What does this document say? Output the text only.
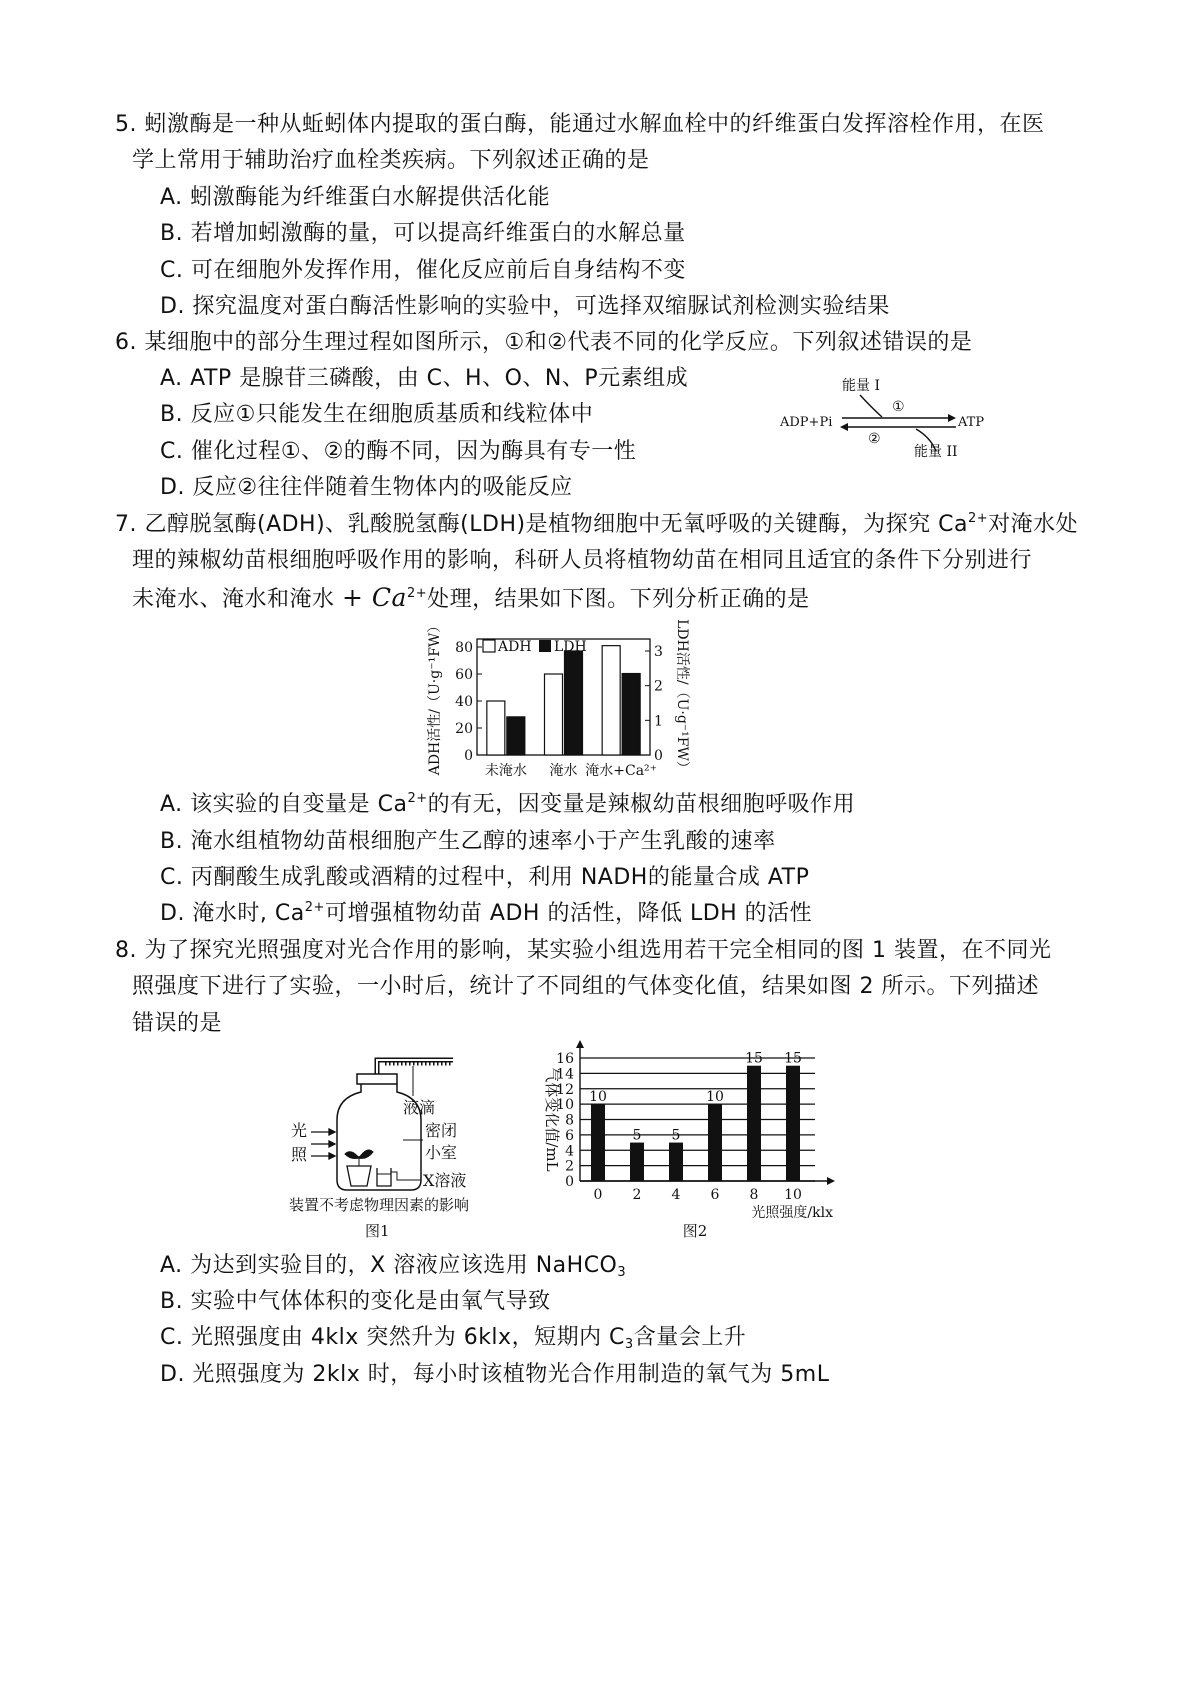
5. 蚓激酶是一种从蚯蚓体内提取的蛋白酶，能通过水解血栓中的纤维蛋白发挥溶栓作用，在医
学上常用于辅助治疗血栓类疾病。下列叙述正确的是
A. 蚓激酶能为纤维蛋白水解提供活化能
B. 若增加蚓激酶的量，可以提高纤维蛋白的水解总量
C. 可在细胞外发挥作用，催化反应前后自身结构不变
D. 探究温度对蛋白酶活性影响的实验中，可选择双缩脲试剂检测实验结果
6. 某细胞中的部分生理过程如图所示，①和②代表不同的化学反应。下列叙述错误的是
A. ATP 是腺苷三磷酸，由 C、H、O、N、P元素组成
B. 反应①只能发生在细胞质基质和线粒体中
C. 催化过程①、②的酶不同，因为酶具有专一性
D. 反应②往往伴随着生物体内的吸能反应
能量 I
①
ADP+Pi	ATP
②
能量 II
7. 乙醇脱氢酶(ADH)、乳酸脱氢酶(LDH)是植物细胞中无氧呼吸的关键酶，为探究 $Ca^{2+}$对淹水处
理的辣椒幼苗根细胞呼吸作用的影响，科研人员将植物幼苗在相同且适宜的条件下分别进行
未淹水、淹水和淹水 + $Ca^{2+}$处理，结果如下图。下列分析正确的是
0
20
40
60
80
0
1
2
3
未淹水 淹水 淹水+Ca²⁺
ADH LDH
ADH活性/（U·g⁻¹FW）	LDH活性/（U·g⁻¹FW）
A. 该实验的自变量是 $Ca^{2+}$的有无，因变量是辣椒幼苗根细胞呼吸作用
B. 淹水组植物幼苗根细胞产生乙醇的速率小于产生乳酸的速率
C. 丙酮酸生成乳酸或酒精的过程中，利用 NADH的能量合成 ATP
D. 淹水时, $Ca^{2+}$可增强植物幼苗 ADH 的活性，降低 LDH 的活性
8. 为了探究光照强度对光合作用的影响，某实验小组选用若干完全相同的图 1 装置，在不同光
照强度下进行了实验，一小时后，统计了不同组的气体变化值，结果如图 2 所示。下列描述
错误的是
液滴
密闭
小室
X溶液
光
照
装置不考虑物理因素的影响
图1
0
2
4
6
8
10
12
14
16
10
0
5
2
5
4
10
6
15
8
15
10
光照强度/klx
气体变化值/mL
图2
A. 为达到实验目的，X 溶液应该选用 NaHCO$_3$
B. 实验中气体体积的变化是由氧气导致
C. 光照强度由 4klx 突然升为 6klx，短期内 $C_3$含量会上升
D. 光照强度为 2klx 时，每小时该植物光合作用制造的氧气为 5mL
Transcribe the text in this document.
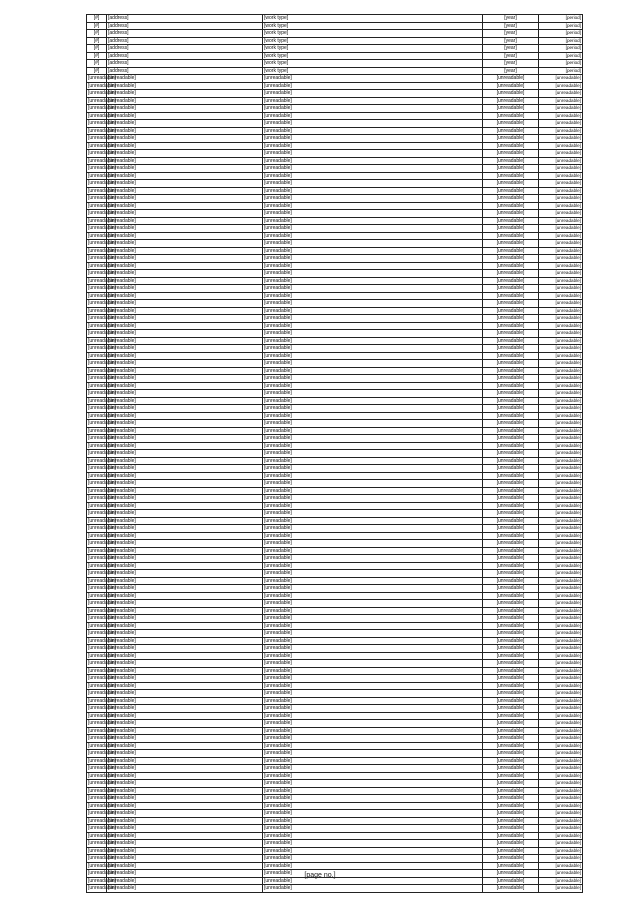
[#]	[address]	[work type]	[year]	[period]
[#]	[address]	[work type]	[year]	[period]
[#]	[address]	[work type]	[year]	[period]
[#]	[address]	[work type]	[year]	[period]
[#]	[address]	[work type]	[year]	[period]
[#]	[address]	[work type]	[year]	[period]
[#]	[address]	[work type]	[year]	[period]
[#]	[address]	[work type]	[year]	[period]
[unreadable]	[unreadable]	[unreadable]	[unreadable]	[unreadable]
[unreadable]	[unreadable]	[unreadable]	[unreadable]	[unreadable]
[unreadable]	[unreadable]	[unreadable]	[unreadable]	[unreadable]
[unreadable]	[unreadable]	[unreadable]	[unreadable]	[unreadable]
[unreadable]	[unreadable]	[unreadable]	[unreadable]	[unreadable]
[unreadable]	[unreadable]	[unreadable]	[unreadable]	[unreadable]
[unreadable]	[unreadable]	[unreadable]	[unreadable]	[unreadable]
[unreadable]	[unreadable]	[unreadable]	[unreadable]	[unreadable]
[unreadable]	[unreadable]	[unreadable]	[unreadable]	[unreadable]
[unreadable]	[unreadable]	[unreadable]	[unreadable]	[unreadable]
[unreadable]	[unreadable]	[unreadable]	[unreadable]	[unreadable]
[unreadable]	[unreadable]	[unreadable]	[unreadable]	[unreadable]
[unreadable]	[unreadable]	[unreadable]	[unreadable]	[unreadable]
[unreadable]	[unreadable]	[unreadable]	[unreadable]	[unreadable]
[unreadable]	[unreadable]	[unreadable]	[unreadable]	[unreadable]
[unreadable]	[unreadable]	[unreadable]	[unreadable]	[unreadable]
[unreadable]	[unreadable]	[unreadable]	[unreadable]	[unreadable]
[unreadable]	[unreadable]	[unreadable]	[unreadable]	[unreadable]
[unreadable]	[unreadable]	[unreadable]	[unreadable]	[unreadable]
[unreadable]	[unreadable]	[unreadable]	[unreadable]	[unreadable]
[unreadable]	[unreadable]	[unreadable]	[unreadable]	[unreadable]
[unreadable]	[unreadable]	[unreadable]	[unreadable]	[unreadable]
[unreadable]	[unreadable]	[unreadable]	[unreadable]	[unreadable]
[unreadable]	[unreadable]	[unreadable]	[unreadable]	[unreadable]
[unreadable]	[unreadable]	[unreadable]	[unreadable]	[unreadable]
[unreadable]	[unreadable]	[unreadable]	[unreadable]	[unreadable]
[unreadable]	[unreadable]	[unreadable]	[unreadable]	[unreadable]
[unreadable]	[unreadable]	[unreadable]	[unreadable]	[unreadable]
[unreadable]	[unreadable]	[unreadable]	[unreadable]	[unreadable]
[unreadable]	[unreadable]	[unreadable]	[unreadable]	[unreadable]
[unreadable]	[unreadable]	[unreadable]	[unreadable]	[unreadable]
[unreadable]	[unreadable]	[unreadable]	[unreadable]	[unreadable]
[unreadable]	[unreadable]	[unreadable]	[unreadable]	[unreadable]
[unreadable]	[unreadable]	[unreadable]	[unreadable]	[unreadable]
[unreadable]	[unreadable]	[unreadable]	[unreadable]	[unreadable]
[unreadable]	[unreadable]	[unreadable]	[unreadable]	[unreadable]
[unreadable]	[unreadable]	[unreadable]	[unreadable]	[unreadable]
[unreadable]	[unreadable]	[unreadable]	[unreadable]	[unreadable]
[unreadable]	[unreadable]	[unreadable]	[unreadable]	[unreadable]
[unreadable]	[unreadable]	[unreadable]	[unreadable]	[unreadable]
[unreadable]	[unreadable]	[unreadable]	[unreadable]	[unreadable]
[unreadable]	[unreadable]	[unreadable]	[unreadable]	[unreadable]
[unreadable]	[unreadable]	[unreadable]	[unreadable]	[unreadable]
[unreadable]	[unreadable]	[unreadable]	[unreadable]	[unreadable]
[unreadable]	[unreadable]	[unreadable]	[unreadable]	[unreadable]
[unreadable]	[unreadable]	[unreadable]	[unreadable]	[unreadable]
[unreadable]	[unreadable]	[unreadable]	[unreadable]	[unreadable]
[unreadable]	[unreadable]	[unreadable]	[unreadable]	[unreadable]
[unreadable]	[unreadable]	[unreadable]	[unreadable]	[unreadable]
[unreadable]	[unreadable]	[unreadable]	[unreadable]	[unreadable]
[unreadable]	[unreadable]	[unreadable]	[unreadable]	[unreadable]
[unreadable]	[unreadable]	[unreadable]	[unreadable]	[unreadable]
[unreadable]	[unreadable]	[unreadable]	[unreadable]	[unreadable]
[unreadable]	[unreadable]	[unreadable]	[unreadable]	[unreadable]
[unreadable]	[unreadable]	[unreadable]	[unreadable]	[unreadable]
[unreadable]	[unreadable]	[unreadable]	[unreadable]	[unreadable]
[unreadable]	[unreadable]	[unreadable]	[unreadable]	[unreadable]
[unreadable]	[unreadable]	[unreadable]	[unreadable]	[unreadable]
[unreadable]	[unreadable]	[unreadable]	[unreadable]	[unreadable]
[unreadable]	[unreadable]	[unreadable]	[unreadable]	[unreadable]
[unreadable]	[unreadable]	[unreadable]	[unreadable]	[unreadable]
[unreadable]	[unreadable]	[unreadable]	[unreadable]	[unreadable]
[unreadable]	[unreadable]	[unreadable]	[unreadable]	[unreadable]
[unreadable]	[unreadable]	[unreadable]	[unreadable]	[unreadable]
[unreadable]	[unreadable]	[unreadable]	[unreadable]	[unreadable]
[unreadable]	[unreadable]	[unreadable]	[unreadable]	[unreadable]
[unreadable]	[unreadable]	[unreadable]	[unreadable]	[unreadable]
[unreadable]	[unreadable]	[unreadable]	[unreadable]	[unreadable]
[unreadable]	[unreadable]	[unreadable]	[unreadable]	[unreadable]
[unreadable]	[unreadable]	[unreadable]	[unreadable]	[unreadable]
[unreadable]	[unreadable]	[unreadable]	[unreadable]	[unreadable]
[unreadable]	[unreadable]	[unreadable]	[unreadable]	[unreadable]
[unreadable]	[unreadable]	[unreadable]	[unreadable]	[unreadable]
[unreadable]	[unreadable]	[unreadable]	[unreadable]	[unreadable]
[unreadable]	[unreadable]	[unreadable]	[unreadable]	[unreadable]
[unreadable]	[unreadable]	[unreadable]	[unreadable]	[unreadable]
[unreadable]	[unreadable]	[unreadable]	[unreadable]	[unreadable]
[unreadable]	[unreadable]	[unreadable]	[unreadable]	[unreadable]
[unreadable]	[unreadable]	[unreadable]	[unreadable]	[unreadable]
[unreadable]	[unreadable]	[unreadable]	[unreadable]	[unreadable]
[unreadable]	[unreadable]	[unreadable]	[unreadable]	[unreadable]
[unreadable]	[unreadable]	[unreadable]	[unreadable]	[unreadable]
[unreadable]	[unreadable]	[unreadable]	[unreadable]	[unreadable]
[unreadable]	[unreadable]	[unreadable]	[unreadable]	[unreadable]
[unreadable]	[unreadable]	[unreadable]	[unreadable]	[unreadable]
[unreadable]	[unreadable]	[unreadable]	[unreadable]	[unreadable]
[unreadable]	[unreadable]	[unreadable]	[unreadable]	[unreadable]
[unreadable]	[unreadable]	[unreadable]	[unreadable]	[unreadable]
[unreadable]	[unreadable]	[unreadable]	[unreadable]	[unreadable]
[unreadable]	[unreadable]	[unreadable]	[unreadable]	[unreadable]
[unreadable]	[unreadable]	[unreadable]	[unreadable]	[unreadable]
[unreadable]	[unreadable]	[unreadable]	[unreadable]	[unreadable]
[unreadable]	[unreadable]	[unreadable]	[unreadable]	[unreadable]
[unreadable]	[unreadable]	[unreadable]	[unreadable]	[unreadable]
[unreadable]	[unreadable]	[unreadable]	[unreadable]	[unreadable]
[unreadable]	[unreadable]	[unreadable]	[unreadable]	[unreadable]
[unreadable]	[unreadable]	[unreadable]	[unreadable]	[unreadable]
[unreadable]	[unreadable]	[unreadable]	[unreadable]	[unreadable]
[unreadable]	[unreadable]	[unreadable]	[unreadable]	[unreadable]
[unreadable]	[unreadable]	[unreadable]	[unreadable]	[unreadable]
[unreadable]	[unreadable]	[unreadable]	[unreadable]	[unreadable]
[unreadable]	[unreadable]	[unreadable]	[unreadable]	[unreadable]
[unreadable]	[unreadable]	[unreadable]	[unreadable]	[unreadable]
[unreadable]	[unreadable]	[unreadable]	[unreadable]	[unreadable]
[unreadable]	[unreadable]	[unreadable]	[unreadable]	[unreadable]
[unreadable]	[unreadable]	[unreadable]	[unreadable]	[unreadable]
[unreadable]	[unreadable]	[unreadable]	[unreadable]	[unreadable]
[unreadable]	[unreadable]	[unreadable]	[unreadable]	[unreadable]
[unreadable]	[unreadable]	[unreadable]	[unreadable]	[unreadable]
[page no.]
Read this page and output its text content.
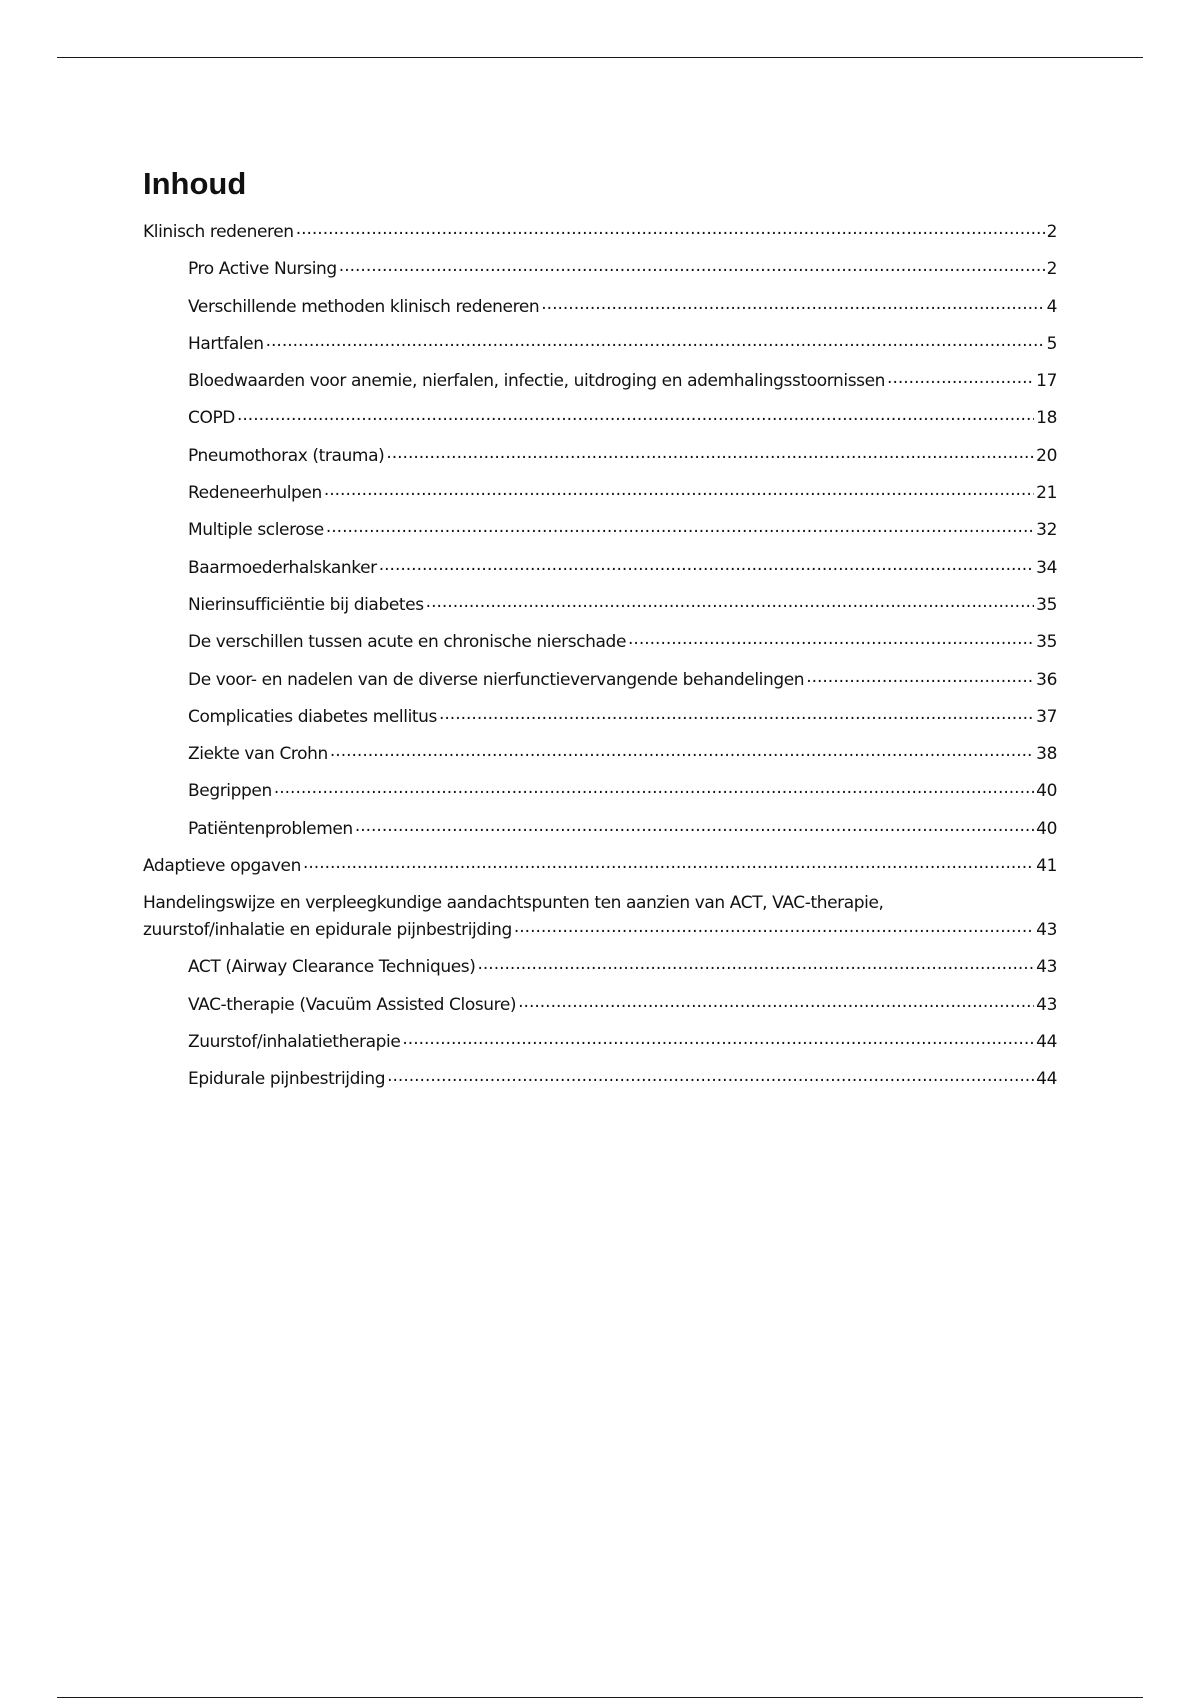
Inhoud
Klinisch redeneren .....	2
Pro Active Nursing .....	2
Verschillende methoden klinisch redeneren .....	4
Hartfalen .....	5
Bloedwaarden voor anemie, nierfalen, infectie, uitdroging en ademhalingsstoornissen .....	17
COPD .....	18
Pneumothorax (trauma) .....	20
Redeneerhulpen .....	21
Multiple sclerose .....	32
Baarmoederhalskanker .....	34
Nierinsufficiëntie bij diabetes .....	35
De verschillen tussen acute en chronische nierschade .....	35
De voor- en nadelen van de diverse nierfunctievervangende behandelingen .....	36
Complicaties diabetes mellitus .....	37
Ziekte van Crohn .....	38
Begrippen .....	40
Patiëntenproblemen .....	40
Adaptieve opgaven .....	41
Handelingswijze en verpleegkundige aandachtspunten ten aanzien van ACT, VAC-therapie,
zuurstof/inhalatie en epidurale pijnbestrijding .....	43
ACT (Airway Clearance Techniques) .....	43
VAC-therapie (Vacuüm Assisted Closure) .....	43
Zuurstof/inhalatietherapie .....	44
Epidurale pijnbestrijding .....	44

________________________________________

### EXERCISE TASK
Pick out the lines that contain "document" and copy them.

### RESPONSE
What does this document say? Output the text only.
Transcribe the text in this document.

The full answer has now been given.